### Requirements
Lay out the lines starting at the one containing "Itemize the components" and ending at the one containing "logo[interactable]: DeWatermark <box>21" as a Markdown table with the columns Row and Line, numbering each row and skipping blank lines. Leave the picture out of the table.

───── Dataset extract ─────

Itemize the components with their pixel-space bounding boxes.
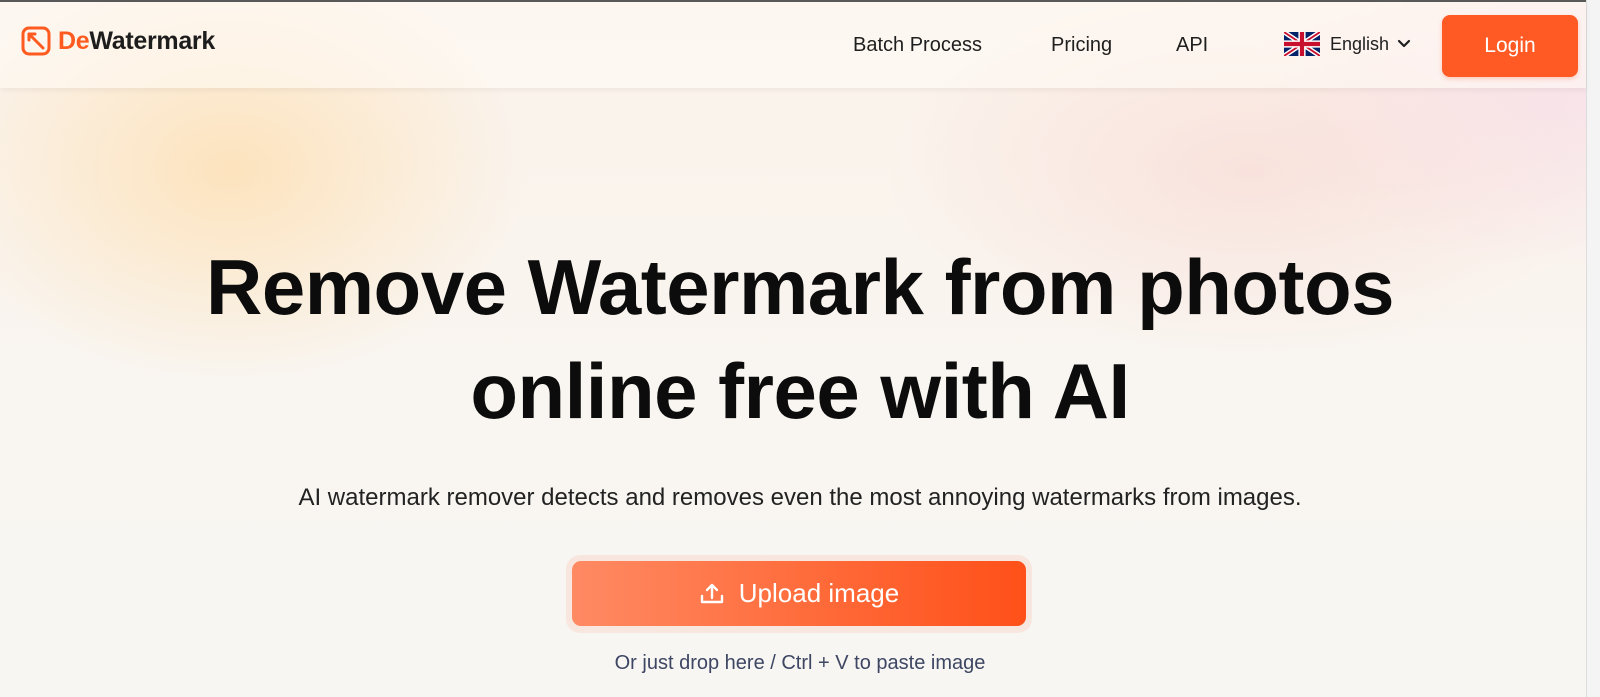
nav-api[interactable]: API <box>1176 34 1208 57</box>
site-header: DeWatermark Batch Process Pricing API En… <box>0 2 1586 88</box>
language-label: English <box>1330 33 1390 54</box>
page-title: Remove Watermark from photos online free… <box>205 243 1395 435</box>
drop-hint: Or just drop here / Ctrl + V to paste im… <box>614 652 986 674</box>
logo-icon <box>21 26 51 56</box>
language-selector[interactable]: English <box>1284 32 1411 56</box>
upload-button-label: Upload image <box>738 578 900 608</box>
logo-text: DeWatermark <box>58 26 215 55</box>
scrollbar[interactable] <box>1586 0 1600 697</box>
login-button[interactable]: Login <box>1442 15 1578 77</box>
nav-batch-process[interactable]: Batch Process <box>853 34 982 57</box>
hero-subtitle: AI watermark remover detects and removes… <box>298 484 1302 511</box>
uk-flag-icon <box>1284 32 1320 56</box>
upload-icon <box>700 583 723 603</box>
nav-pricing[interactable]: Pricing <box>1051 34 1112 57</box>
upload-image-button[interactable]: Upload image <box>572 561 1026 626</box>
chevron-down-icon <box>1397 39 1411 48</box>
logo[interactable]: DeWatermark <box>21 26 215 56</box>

─────
───── Dataset extract ─────

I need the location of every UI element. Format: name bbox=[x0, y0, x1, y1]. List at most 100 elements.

─────

### Answer to this task
| Row | Line |
|---|---|
| 1 | Itemize the components with their pixel-space bounding boxes. |
| 2 | nav-api[interactable]: API <box>1176 34 1208 57</box> |
| 3 | site-header: DeWatermark Batch Process Pricing API En… <box>0 2 1586 88</box> |
| 4 | language-label: English <box>1330 33 1390 54</box> |
| 5 | page-title: Remove Watermark from photos online free… <box>205 243 1395 435</box> |
| 6 | drop-hint: Or just drop here / Ctrl + V to paste im… <box>614 652 986 674</box> |
| 7 | logo-icon <box>21 26 51 56</box> |
| 8 | language-selector[interactable]: English <box>1284 32 1411 56</box> |
| 9 | upload-button-label: Upload image <box>738 578 900 608</box> |
| 10 | logo-text: DeWatermark <box>58 26 215 55</box> |
| 11 | scrollbar[interactable] <box>1586 0 1600 697</box> |
| 12 | login-button[interactable]: Login <box>1442 15 1578 77</box> |
| 13 | nav-batch-process[interactable]: Batch Process <box>853 34 982 57</box> |
| 14 | hero-subtitle: AI watermark remover detects and removes… <box>298 484 1302 511</box> |
| 15 | uk-flag-icon <box>1284 32 1320 56</box> |
| 16 | upload-icon <box>700 583 723 603</box> |
| 17 | nav-pricing[interactable]: Pricing <box>1051 34 1112 57</box> |
| 18 | upload-image-button[interactable]: Upload image <box>572 561 1026 626</box> |
| 19 | chevron-down-icon <box>1397 39 1411 48</box> |
| 20 | logo[interactable]: DeWatermark <box>21 26 215 56</box> |